REQUIRED ACTIONS:
[A] Using the Edwin Schultz biography, decide whether each statement agrees with it: (i) Schultz served on the Elgin Board of Education; (ii) Schultz faced an opponent in the 1934 Republican primary; (iii) the 21st district included Boone County. Answer yes or no for each and quote the deciding words.
[B] Carry on the Edwin Schultz biography from its last sentence.

Member of the Nebraska Legislature from the 27th district
- In office January 2, 1945 – January 24, 1946
- Preceded by: Elmer Rakow
- Succeeded by: Nell Krause
- In office January 5, 1937 – January 7, 1941
- Preceded by: Position created
- Succeeded by: Elmer Rakow

Member of the Nebraska State Senate from the 21st district
- In office January 1, 1935 – January 5, 1937
- Preceded by: H. L. Kunkel
- Succeeded by: Position abolished

Personal details
- Born: October 31, 1898 Elgin, Nebraska
- Died: April 25, 1969 (aged 70) Tilden, Nebraska
- Party: Republican
- Spouse: Merle Farris ​(m. 1928)​
- Occupation: Farmer

= Edwin Schultz (politician) =

American politician (1898–1969)

Oscar Edwin "Ed" Schultz (October 31, 1898 – April 25, 1969) was a Republican politician from Nebraska who served in the Nebraska State Senate from 1935 to 1937 and as a member of the Nebraska Legislature from the 27th district from 1937 to 1941 and again from 1945 to 1946.

==Early life==
Schultz was born in Elgin, Nebraska, in 1898. He was a farmer, and served on the Elgin Board of Education.

==Nebraskas State Senate==
In 1934, Schultz ran for the Nebraska State Senate from the 21st district, which was based in Antelope, Boone, and Wheeler counties. He won the Republican primary unopposed, and challenged incumbent Democratic State Senator H. L. Kunkel in the general election. Schultz narrowly defeated Kunkel, winning 51 percent of the vote to Kunkel's 49 percent.

RECORDS:
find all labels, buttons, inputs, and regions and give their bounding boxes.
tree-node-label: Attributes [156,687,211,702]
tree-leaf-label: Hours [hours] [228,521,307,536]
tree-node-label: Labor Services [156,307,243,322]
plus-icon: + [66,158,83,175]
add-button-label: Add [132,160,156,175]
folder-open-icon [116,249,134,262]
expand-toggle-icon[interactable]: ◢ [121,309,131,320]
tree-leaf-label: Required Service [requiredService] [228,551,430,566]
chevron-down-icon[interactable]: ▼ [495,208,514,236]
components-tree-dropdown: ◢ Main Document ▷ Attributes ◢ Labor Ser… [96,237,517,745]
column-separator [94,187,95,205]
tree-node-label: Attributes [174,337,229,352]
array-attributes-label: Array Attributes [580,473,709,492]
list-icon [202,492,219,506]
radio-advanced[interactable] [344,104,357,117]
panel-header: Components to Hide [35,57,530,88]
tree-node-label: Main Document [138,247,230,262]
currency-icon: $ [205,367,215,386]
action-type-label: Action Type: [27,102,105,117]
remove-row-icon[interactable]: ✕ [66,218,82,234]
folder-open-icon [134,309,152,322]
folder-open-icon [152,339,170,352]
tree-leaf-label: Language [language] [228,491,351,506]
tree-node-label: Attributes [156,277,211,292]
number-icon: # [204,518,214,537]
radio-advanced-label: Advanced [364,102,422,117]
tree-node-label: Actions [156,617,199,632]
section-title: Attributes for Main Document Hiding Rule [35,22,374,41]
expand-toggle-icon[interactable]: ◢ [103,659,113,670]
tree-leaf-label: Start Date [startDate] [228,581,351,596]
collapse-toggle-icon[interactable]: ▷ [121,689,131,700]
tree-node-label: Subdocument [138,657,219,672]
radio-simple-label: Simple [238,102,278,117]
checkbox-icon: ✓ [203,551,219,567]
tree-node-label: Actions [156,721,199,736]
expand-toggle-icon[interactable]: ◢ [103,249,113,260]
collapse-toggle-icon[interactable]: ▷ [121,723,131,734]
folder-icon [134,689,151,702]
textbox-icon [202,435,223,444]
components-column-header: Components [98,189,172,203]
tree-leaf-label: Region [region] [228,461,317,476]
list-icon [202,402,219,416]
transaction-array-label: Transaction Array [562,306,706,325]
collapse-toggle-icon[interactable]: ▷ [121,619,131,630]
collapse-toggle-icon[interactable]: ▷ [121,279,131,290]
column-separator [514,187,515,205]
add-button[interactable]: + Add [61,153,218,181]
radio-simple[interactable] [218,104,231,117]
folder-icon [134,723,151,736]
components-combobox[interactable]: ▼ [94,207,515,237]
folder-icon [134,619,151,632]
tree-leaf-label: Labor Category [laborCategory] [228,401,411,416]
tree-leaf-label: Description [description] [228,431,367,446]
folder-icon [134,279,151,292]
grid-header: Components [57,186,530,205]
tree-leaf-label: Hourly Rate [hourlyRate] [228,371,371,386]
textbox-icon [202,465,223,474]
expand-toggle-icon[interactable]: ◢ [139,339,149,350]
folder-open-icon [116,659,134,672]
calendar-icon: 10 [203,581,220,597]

RESPONSES IN ORDER:
[A]
(i) Yes: "served on the Elgin Board of Education"
(ii) No: "He won the Republican primary unopposed"
(iii) Yes: "which was based in Antelope, Boone, and Wheeler counties"

[B]
==Nebraska Legislature==
As the State Senate and State House were consolidated into the unicameral legislature in 1936, Schultz ran for the legislature from the newly created 27th district. In the nonpartisan primary, he faced Kunkel, State Representatives J. I. Stringfellow and John Washington Porter, and L. E. Hallstead and Walter Reynolds. Schultz and Stringfellow advanced to the general election, but after Stringfellow died on July 6, Reynoldson, the third-place finisher in the primary, was automatically placed on the ballot. Schultz narrowly defeated Reynoldson, winning 52 percent of the vote.

Schultz ran for re-election in 1938, and was challenged by Porter, who had run in the 1936 primary. He defeated Porter with 60 percent of the vote in the general election.

In 1940, Schultz declined to seek re-election, and instead ran for the Nebraska Railway Commission. In a crowded primary, he came in fourth, winning 12 percent of the vote to Richard H. Larson's 22 percent. He was succeeded in the legislature by Elmer Rakow.

Schultz ran for the state legislature again in 1944, and Rakow declined to seek a third term. He faced George Bruner and Raymond Medlen in the nonpartisan primary, and placed first by a wide margin, 61 percent of the vote to Bruner's 24 percent and Medlen's 15 percent. Schultz and Bruner proceeded to the general election, which Schultz won by a wide margin, defeating Bruner, 71–29 percent.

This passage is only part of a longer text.